■ The request ■
From the entries below, pull out each line where "note" appears.

▶

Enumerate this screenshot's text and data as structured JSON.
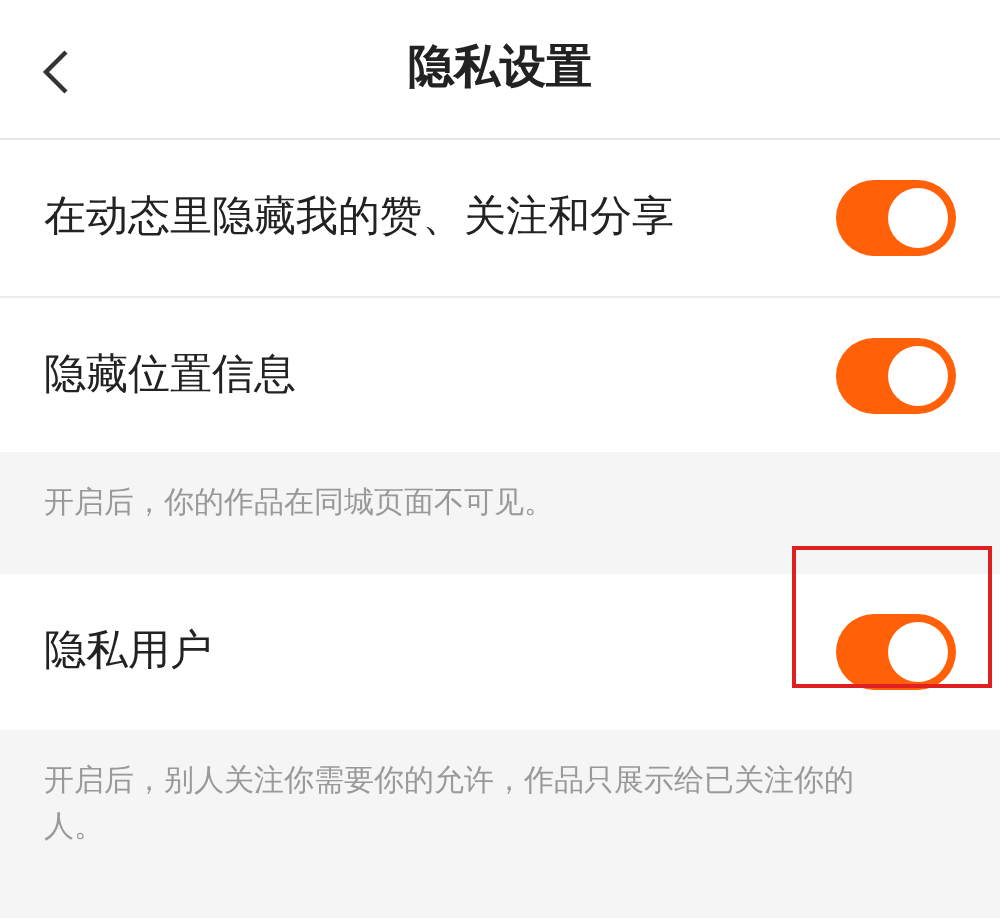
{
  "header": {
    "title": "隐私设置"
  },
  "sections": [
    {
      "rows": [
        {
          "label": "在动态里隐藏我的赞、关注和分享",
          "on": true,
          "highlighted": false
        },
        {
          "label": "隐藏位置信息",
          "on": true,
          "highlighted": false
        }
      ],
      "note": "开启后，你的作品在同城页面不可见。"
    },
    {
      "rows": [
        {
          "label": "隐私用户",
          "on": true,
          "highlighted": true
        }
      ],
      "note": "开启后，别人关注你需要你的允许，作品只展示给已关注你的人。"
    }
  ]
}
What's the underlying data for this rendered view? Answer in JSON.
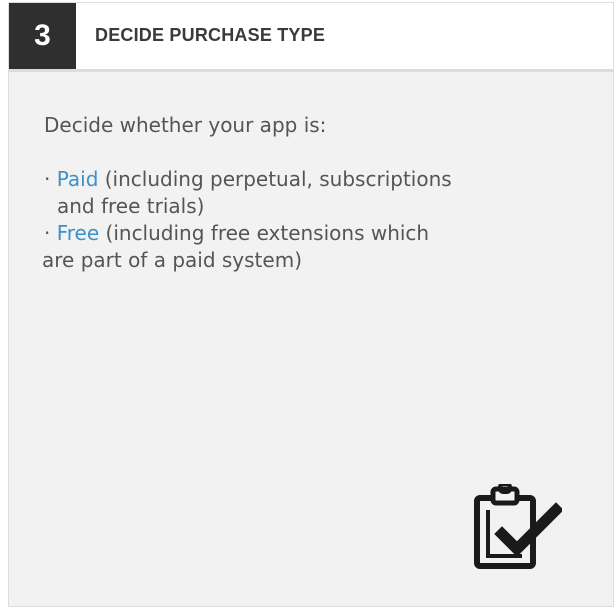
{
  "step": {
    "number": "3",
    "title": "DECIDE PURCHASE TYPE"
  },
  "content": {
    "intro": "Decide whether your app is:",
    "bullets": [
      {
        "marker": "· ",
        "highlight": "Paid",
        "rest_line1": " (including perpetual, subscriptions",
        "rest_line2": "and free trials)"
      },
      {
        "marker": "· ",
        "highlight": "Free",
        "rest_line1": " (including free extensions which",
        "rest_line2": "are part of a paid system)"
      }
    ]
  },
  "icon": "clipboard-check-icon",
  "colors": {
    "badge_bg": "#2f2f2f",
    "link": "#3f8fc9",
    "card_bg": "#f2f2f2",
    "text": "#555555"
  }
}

◀
▶

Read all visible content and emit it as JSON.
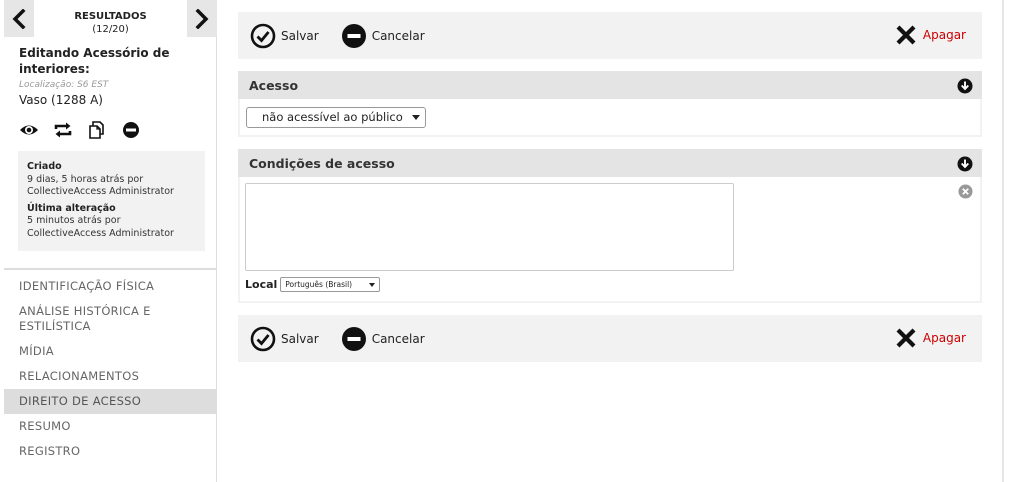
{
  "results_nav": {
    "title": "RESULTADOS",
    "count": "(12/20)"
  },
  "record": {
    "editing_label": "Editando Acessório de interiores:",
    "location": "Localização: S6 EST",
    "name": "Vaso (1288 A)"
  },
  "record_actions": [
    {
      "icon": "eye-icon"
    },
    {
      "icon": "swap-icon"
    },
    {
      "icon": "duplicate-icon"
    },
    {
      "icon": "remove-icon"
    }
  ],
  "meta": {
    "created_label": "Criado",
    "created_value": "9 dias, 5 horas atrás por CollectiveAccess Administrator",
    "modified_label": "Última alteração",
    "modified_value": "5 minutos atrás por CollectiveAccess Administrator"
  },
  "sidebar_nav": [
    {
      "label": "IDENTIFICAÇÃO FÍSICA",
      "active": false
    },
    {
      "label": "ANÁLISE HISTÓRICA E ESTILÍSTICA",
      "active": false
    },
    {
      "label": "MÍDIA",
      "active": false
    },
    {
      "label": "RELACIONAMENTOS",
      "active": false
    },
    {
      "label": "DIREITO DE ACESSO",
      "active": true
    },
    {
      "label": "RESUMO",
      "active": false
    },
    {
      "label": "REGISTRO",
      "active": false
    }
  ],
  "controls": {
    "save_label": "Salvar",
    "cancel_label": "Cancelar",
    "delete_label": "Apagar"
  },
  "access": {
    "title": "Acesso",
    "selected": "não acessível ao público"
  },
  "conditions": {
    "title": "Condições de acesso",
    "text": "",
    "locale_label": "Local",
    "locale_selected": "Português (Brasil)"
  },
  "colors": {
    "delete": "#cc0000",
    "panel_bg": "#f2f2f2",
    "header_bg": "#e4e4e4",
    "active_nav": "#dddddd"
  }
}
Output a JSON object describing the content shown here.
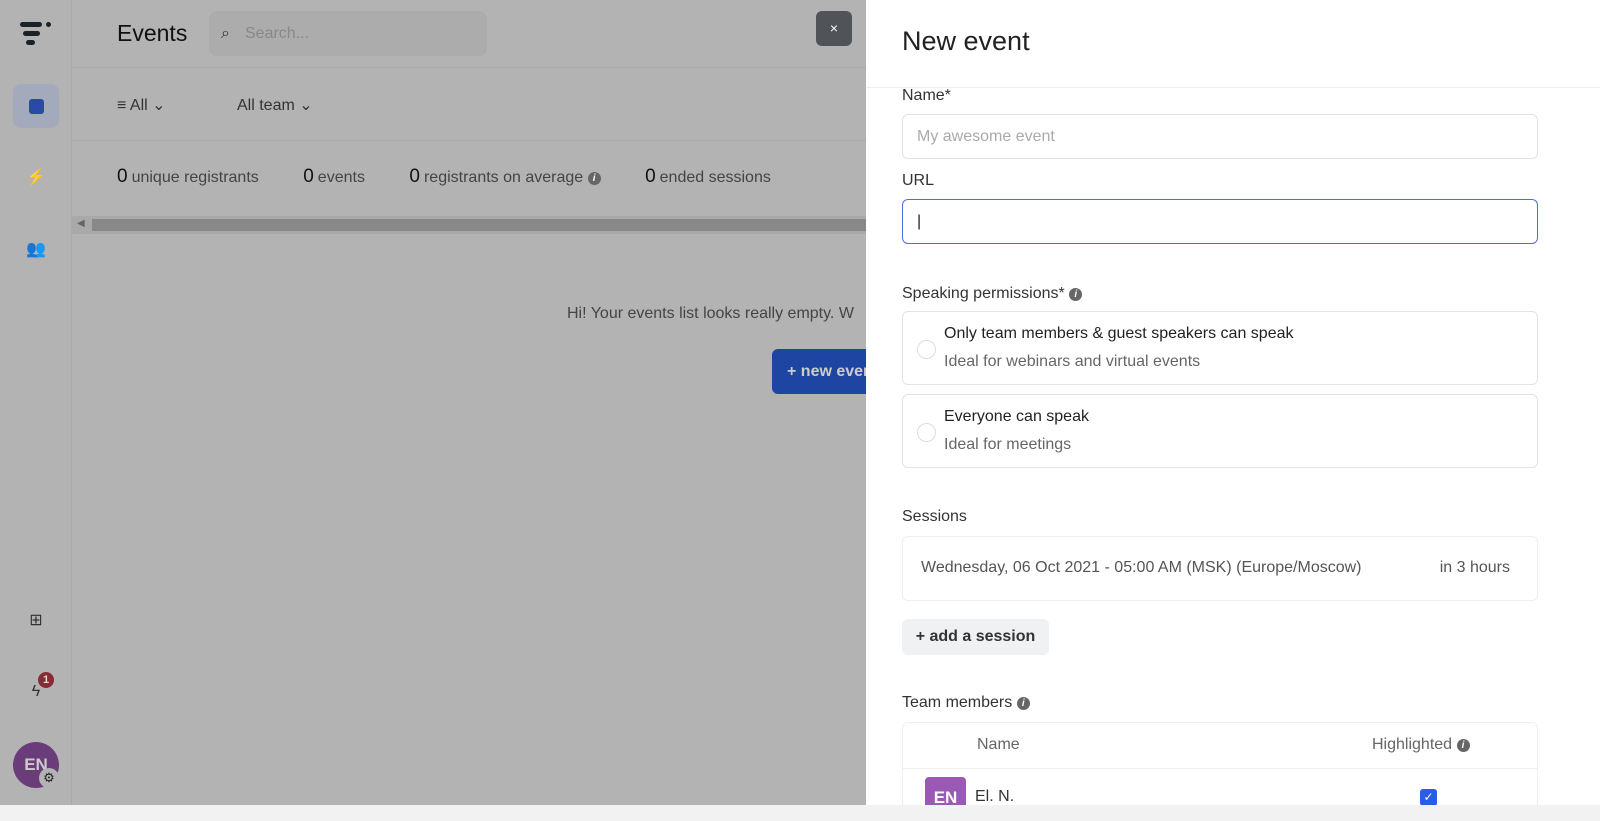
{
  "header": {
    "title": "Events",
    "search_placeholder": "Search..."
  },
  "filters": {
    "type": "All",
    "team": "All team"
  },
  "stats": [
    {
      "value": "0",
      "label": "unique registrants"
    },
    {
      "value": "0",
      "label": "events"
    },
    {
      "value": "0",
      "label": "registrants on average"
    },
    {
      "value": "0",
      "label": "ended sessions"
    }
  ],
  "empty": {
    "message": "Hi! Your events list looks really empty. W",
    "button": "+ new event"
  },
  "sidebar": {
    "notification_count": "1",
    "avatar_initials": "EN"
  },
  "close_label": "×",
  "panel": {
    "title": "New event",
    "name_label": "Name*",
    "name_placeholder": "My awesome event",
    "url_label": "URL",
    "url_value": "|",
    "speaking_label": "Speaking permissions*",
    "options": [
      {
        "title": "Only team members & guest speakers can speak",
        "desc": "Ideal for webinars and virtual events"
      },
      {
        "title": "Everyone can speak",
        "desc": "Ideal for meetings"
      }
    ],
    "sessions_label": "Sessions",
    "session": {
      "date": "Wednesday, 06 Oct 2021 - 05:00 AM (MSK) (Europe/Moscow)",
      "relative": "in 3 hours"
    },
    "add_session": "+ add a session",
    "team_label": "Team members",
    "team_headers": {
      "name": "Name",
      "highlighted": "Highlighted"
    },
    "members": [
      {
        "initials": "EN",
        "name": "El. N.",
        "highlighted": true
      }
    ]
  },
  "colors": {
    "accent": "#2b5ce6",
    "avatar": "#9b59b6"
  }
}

◀
▶

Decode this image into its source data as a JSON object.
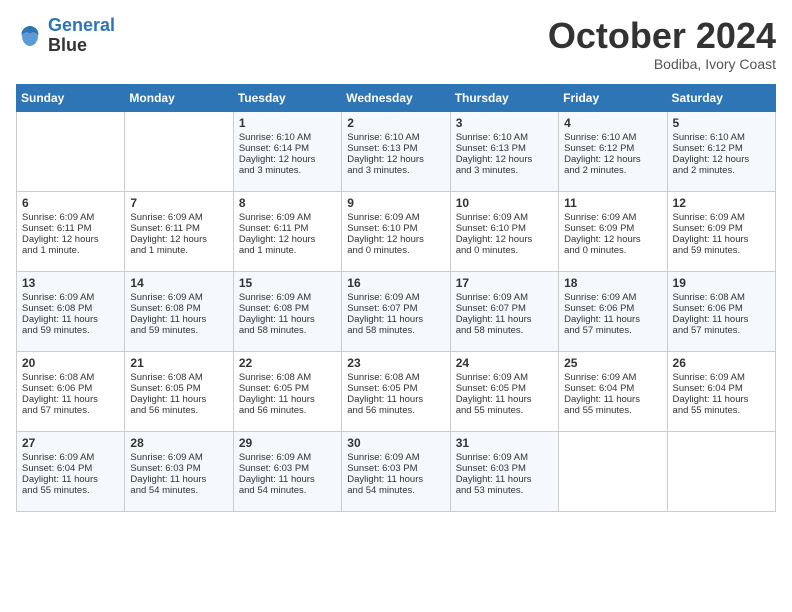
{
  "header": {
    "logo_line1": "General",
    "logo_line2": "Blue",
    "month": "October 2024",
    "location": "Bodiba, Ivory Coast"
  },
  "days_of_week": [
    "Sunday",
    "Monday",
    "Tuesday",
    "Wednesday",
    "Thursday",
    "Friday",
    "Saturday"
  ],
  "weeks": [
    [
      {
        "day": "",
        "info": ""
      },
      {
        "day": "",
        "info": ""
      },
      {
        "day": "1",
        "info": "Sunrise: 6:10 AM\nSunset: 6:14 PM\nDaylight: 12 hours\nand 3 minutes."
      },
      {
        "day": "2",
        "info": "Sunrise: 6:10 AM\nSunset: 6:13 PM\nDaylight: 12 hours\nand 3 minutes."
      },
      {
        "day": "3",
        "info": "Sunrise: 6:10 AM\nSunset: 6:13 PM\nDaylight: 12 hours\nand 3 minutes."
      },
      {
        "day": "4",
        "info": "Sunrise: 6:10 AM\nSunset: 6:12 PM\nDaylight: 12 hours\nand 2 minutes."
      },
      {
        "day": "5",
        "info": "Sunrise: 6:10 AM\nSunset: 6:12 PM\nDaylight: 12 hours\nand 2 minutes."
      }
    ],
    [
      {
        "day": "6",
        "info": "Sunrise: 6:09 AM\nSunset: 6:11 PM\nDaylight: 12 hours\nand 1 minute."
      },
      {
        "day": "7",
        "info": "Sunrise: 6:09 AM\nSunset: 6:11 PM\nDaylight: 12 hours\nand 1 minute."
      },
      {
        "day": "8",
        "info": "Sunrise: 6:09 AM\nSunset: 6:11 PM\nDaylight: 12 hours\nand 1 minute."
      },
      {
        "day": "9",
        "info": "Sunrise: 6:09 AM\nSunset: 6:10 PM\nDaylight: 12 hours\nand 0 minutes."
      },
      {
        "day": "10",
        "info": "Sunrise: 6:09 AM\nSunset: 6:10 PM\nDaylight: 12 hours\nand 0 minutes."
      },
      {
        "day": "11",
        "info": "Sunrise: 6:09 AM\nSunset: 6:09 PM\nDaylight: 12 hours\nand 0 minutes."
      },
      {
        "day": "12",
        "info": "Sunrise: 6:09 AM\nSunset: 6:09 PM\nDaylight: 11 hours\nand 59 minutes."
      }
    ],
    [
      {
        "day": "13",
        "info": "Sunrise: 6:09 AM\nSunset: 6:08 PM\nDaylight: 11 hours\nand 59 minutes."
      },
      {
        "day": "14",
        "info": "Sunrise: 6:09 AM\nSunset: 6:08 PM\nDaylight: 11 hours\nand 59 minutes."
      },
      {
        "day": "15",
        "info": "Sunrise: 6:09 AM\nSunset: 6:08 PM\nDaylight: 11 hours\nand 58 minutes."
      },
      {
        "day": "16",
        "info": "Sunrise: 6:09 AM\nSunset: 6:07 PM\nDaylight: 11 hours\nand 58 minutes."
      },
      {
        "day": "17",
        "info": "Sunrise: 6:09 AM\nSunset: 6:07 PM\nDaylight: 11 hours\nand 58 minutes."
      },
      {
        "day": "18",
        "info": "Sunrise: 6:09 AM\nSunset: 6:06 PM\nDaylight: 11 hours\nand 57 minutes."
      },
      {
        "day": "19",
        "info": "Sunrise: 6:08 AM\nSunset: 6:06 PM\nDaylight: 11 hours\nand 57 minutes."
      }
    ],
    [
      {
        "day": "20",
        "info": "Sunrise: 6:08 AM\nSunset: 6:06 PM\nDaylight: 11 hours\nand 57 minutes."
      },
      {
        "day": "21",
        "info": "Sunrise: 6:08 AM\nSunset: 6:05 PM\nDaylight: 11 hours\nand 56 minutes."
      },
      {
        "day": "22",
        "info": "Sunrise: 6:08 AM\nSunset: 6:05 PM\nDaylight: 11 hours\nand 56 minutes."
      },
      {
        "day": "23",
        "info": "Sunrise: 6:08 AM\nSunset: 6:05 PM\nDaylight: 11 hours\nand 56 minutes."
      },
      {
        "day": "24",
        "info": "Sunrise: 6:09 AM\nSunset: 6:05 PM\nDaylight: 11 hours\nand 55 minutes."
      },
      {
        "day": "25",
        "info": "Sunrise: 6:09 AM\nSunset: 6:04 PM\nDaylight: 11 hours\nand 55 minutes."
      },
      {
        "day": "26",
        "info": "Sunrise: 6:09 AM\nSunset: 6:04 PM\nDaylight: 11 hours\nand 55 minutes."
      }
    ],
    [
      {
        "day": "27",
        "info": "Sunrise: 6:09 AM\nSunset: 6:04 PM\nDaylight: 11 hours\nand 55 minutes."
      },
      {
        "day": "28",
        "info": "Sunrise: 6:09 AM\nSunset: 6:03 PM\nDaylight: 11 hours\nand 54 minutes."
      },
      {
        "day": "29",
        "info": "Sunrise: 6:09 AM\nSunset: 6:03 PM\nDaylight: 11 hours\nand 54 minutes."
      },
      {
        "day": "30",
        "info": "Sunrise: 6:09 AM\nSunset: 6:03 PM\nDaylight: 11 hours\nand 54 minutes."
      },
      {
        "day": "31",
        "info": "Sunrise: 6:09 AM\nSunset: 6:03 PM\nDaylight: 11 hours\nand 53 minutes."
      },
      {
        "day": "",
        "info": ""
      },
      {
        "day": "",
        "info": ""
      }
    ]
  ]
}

◀

■ Final result ■
      "note": "开启后，你的作品在同城页面不可见。"
      "note": "开启后，别人关注你需要你的允许，作品只展示给已关注你的人。"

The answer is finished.